## start
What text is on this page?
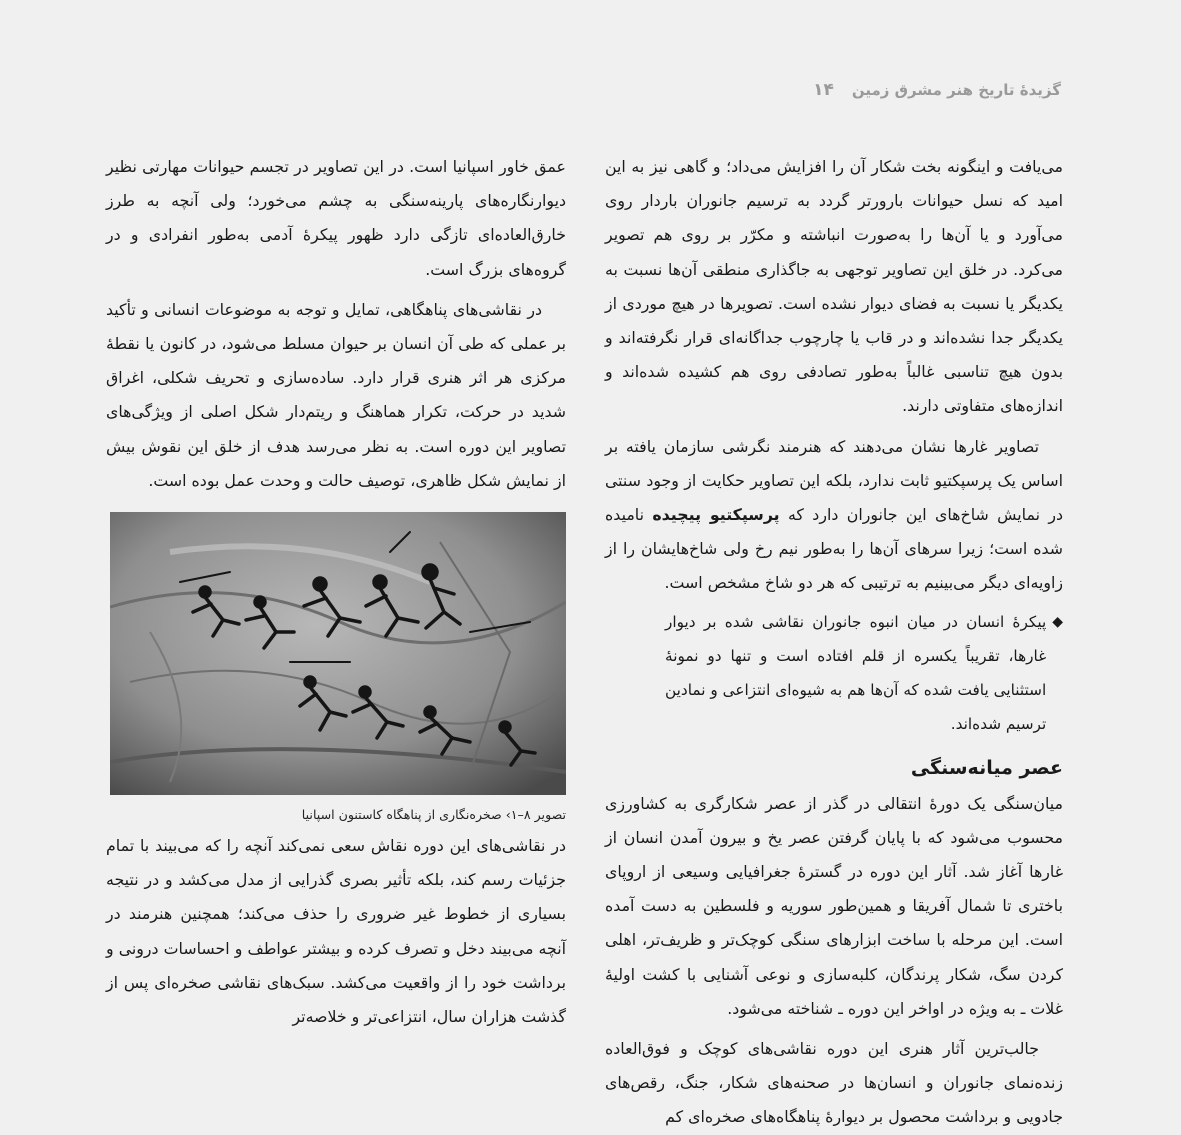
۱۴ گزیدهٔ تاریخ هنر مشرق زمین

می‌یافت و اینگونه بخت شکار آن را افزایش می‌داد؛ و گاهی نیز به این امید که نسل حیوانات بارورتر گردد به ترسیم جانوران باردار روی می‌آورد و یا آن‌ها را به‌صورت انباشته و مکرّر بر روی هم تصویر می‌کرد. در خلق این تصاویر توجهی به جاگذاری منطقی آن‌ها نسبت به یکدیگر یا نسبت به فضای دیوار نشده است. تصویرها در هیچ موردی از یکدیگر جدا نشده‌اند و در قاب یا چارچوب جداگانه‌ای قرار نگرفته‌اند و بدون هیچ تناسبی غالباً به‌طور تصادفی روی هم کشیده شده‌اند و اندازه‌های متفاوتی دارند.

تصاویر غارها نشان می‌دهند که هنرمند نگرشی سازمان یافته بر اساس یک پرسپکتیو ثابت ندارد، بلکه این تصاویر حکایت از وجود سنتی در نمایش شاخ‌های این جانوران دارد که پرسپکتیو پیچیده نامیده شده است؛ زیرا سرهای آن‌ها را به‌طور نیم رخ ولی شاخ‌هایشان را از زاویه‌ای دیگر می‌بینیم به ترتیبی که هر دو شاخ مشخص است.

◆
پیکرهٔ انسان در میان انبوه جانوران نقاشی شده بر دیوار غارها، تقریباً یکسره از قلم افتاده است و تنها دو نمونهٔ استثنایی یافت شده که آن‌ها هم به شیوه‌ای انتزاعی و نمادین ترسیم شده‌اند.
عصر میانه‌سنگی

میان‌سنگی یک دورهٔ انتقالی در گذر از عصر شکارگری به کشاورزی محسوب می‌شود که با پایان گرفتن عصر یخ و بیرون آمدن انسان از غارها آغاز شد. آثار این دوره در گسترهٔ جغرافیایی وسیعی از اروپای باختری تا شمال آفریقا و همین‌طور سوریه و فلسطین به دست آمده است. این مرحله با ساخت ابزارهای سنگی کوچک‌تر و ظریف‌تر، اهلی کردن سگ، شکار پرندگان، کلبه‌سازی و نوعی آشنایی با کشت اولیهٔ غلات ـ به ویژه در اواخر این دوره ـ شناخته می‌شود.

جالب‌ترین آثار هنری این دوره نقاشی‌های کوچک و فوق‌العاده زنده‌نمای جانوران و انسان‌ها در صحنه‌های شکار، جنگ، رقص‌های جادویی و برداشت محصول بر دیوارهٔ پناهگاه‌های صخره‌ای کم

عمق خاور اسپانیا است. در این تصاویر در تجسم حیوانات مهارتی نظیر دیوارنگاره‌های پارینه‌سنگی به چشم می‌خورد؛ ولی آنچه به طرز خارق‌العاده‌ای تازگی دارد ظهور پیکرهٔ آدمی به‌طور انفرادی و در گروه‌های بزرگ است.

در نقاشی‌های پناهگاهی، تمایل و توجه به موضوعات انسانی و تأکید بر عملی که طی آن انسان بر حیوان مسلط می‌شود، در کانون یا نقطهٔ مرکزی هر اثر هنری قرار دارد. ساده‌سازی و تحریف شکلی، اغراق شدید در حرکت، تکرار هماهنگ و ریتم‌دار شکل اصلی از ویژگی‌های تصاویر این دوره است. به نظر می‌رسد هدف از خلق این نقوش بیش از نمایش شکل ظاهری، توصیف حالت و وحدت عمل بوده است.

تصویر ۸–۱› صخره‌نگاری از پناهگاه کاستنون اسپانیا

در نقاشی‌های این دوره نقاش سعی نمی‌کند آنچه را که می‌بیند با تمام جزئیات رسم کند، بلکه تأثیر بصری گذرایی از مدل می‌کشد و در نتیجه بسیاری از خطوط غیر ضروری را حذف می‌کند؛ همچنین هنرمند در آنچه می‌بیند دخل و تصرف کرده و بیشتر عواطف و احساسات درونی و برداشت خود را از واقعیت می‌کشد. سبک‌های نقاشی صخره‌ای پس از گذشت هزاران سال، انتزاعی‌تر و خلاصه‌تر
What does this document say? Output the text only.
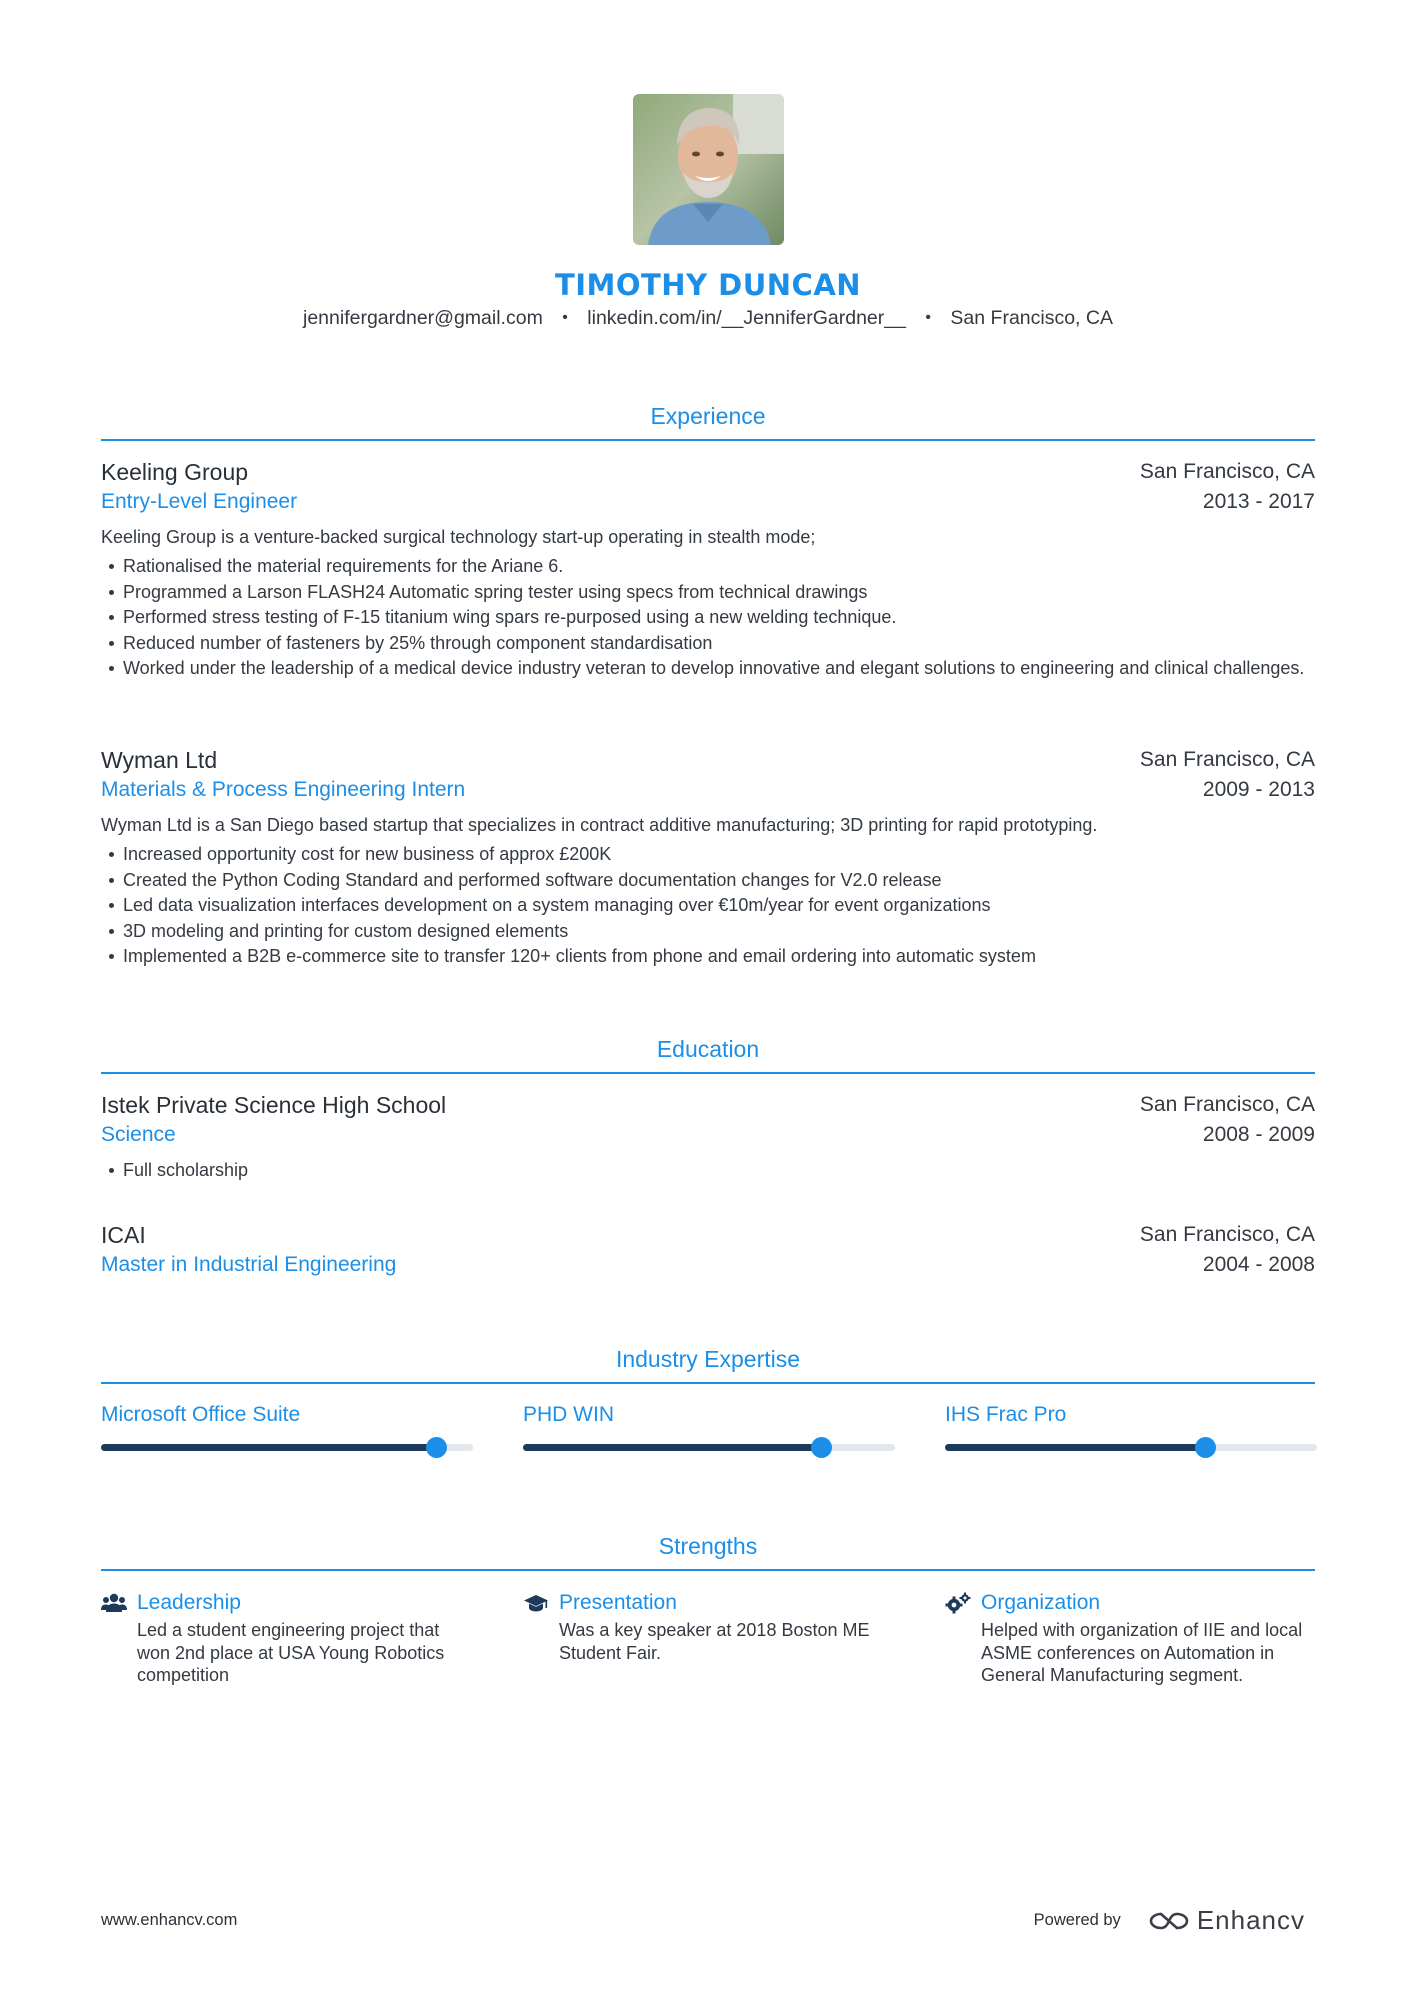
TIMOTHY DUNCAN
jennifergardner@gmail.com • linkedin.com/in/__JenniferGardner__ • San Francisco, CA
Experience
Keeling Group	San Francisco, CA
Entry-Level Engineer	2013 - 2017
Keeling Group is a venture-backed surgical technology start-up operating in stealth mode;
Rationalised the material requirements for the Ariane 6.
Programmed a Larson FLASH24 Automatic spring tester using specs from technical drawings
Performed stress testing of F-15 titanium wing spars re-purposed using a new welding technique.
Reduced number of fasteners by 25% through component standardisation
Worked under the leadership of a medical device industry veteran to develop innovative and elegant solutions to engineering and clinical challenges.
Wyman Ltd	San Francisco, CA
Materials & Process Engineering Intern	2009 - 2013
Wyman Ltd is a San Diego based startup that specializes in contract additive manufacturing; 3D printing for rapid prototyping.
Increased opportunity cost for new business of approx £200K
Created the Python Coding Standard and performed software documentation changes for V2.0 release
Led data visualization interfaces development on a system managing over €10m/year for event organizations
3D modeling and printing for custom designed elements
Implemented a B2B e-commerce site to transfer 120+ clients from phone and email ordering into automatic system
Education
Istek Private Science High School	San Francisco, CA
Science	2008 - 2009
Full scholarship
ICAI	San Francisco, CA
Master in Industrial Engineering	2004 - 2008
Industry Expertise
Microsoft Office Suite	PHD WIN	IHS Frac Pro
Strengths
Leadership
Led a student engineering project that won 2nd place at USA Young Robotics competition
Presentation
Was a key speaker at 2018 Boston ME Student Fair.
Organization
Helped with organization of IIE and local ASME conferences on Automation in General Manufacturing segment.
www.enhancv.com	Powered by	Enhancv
## end
## start
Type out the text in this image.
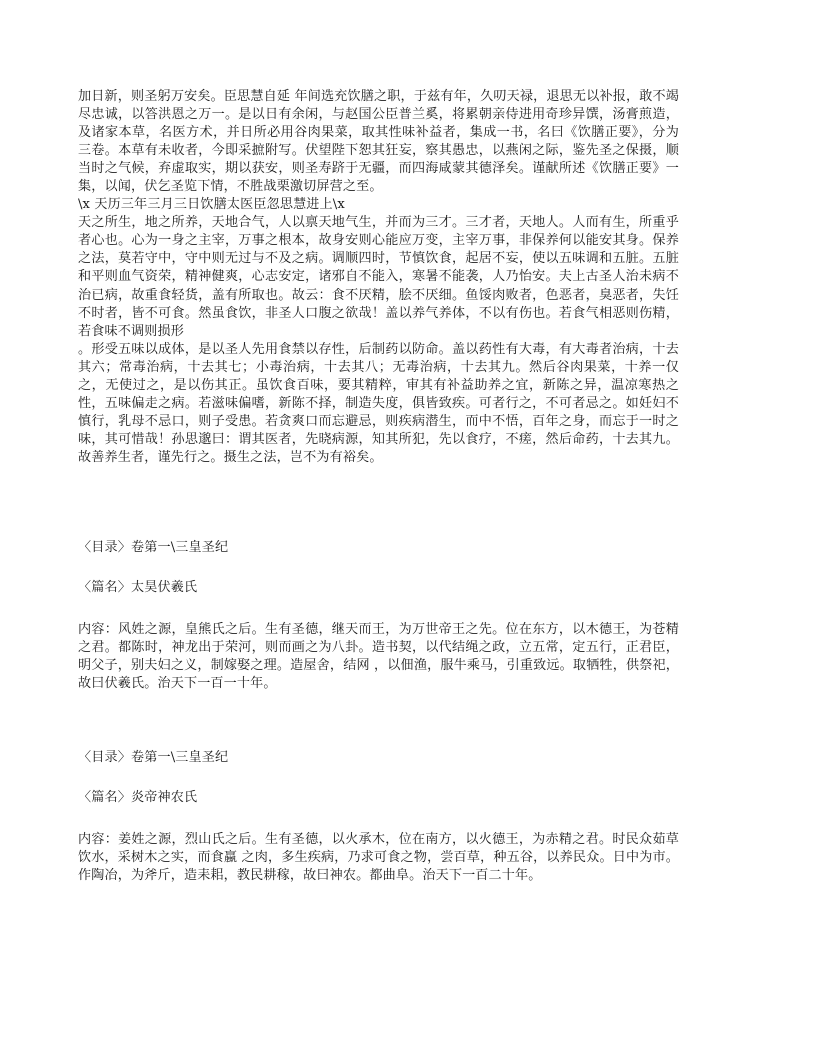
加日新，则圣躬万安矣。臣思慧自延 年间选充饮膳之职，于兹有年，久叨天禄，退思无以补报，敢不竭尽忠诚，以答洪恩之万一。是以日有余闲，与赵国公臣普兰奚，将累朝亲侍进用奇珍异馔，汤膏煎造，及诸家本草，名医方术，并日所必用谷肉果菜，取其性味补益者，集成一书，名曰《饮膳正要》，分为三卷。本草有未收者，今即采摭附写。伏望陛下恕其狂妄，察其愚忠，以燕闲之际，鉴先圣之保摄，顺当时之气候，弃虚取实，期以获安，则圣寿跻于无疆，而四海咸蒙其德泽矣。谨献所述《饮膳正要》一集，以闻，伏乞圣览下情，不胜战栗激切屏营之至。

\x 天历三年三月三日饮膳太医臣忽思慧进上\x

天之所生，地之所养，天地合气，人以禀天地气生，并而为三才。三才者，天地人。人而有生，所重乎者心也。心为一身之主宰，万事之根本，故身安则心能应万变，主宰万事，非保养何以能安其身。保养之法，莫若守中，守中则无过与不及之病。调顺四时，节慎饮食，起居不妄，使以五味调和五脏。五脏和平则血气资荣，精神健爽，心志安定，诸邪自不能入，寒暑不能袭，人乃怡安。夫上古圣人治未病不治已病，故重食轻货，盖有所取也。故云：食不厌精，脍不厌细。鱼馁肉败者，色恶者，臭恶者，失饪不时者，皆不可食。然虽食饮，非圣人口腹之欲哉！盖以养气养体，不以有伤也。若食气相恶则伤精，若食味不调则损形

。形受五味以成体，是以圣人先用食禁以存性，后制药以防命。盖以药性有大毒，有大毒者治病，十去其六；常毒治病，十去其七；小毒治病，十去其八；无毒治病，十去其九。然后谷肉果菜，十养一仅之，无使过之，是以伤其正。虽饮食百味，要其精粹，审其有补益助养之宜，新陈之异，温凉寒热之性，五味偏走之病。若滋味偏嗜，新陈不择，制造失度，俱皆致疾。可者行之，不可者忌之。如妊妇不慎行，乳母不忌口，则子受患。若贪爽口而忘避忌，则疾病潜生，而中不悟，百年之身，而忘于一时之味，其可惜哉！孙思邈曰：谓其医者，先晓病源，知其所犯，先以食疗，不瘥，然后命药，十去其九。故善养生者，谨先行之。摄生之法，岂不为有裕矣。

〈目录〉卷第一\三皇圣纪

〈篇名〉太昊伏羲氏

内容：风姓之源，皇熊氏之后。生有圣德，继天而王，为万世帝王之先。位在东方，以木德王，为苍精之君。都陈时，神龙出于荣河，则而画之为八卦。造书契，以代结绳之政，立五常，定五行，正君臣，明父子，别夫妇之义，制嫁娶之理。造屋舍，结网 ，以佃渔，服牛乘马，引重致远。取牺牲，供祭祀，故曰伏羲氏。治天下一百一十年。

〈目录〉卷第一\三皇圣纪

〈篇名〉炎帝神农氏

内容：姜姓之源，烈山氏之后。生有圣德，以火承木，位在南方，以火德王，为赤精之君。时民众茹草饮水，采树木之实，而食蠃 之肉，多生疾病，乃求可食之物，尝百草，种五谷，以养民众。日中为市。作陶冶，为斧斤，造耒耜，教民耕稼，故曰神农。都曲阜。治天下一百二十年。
## end
Locate the word "ترسیم" in the records and collect each line it appears in.

Task output:
می‌یافت و اینگونه بخت شکار آن را افزایش می‌داد؛ و گاهی نیز به این امید که نسل حیوانات بارورتر گردد به ترسیم جانوران باردار روی می‌آورد و یا آن‌ها را به‌صورت انباشته و مکرّر بر روی هم تصویر می‌کرد. در خلق این تصاویر توجهی به جاگذاری منطقی آن‌ها نسبت به یکدیگر یا نسبت به فضای دیوار نشده است. تصویرها در هیچ موردی از یکدیگر جدا نشده‌اند و در قاب یا چارچوب جداگانه‌ای قرار نگرفته‌اند و بدون هیچ تناسبی غالباً به‌طور تصادفی روی هم کشیده شده‌اند و اندازه‌های متفاوتی دارند.
پیکرهٔ انسان در میان انبوه جانوران نقاشی شده بر دیوار غارها، تقریباً یکسره از قلم افتاده است و تنها دو نمونهٔ استثنایی یافت شده که آن‌ها هم به شیوه‌ای انتزاعی و نمادین ترسیم شده‌اند.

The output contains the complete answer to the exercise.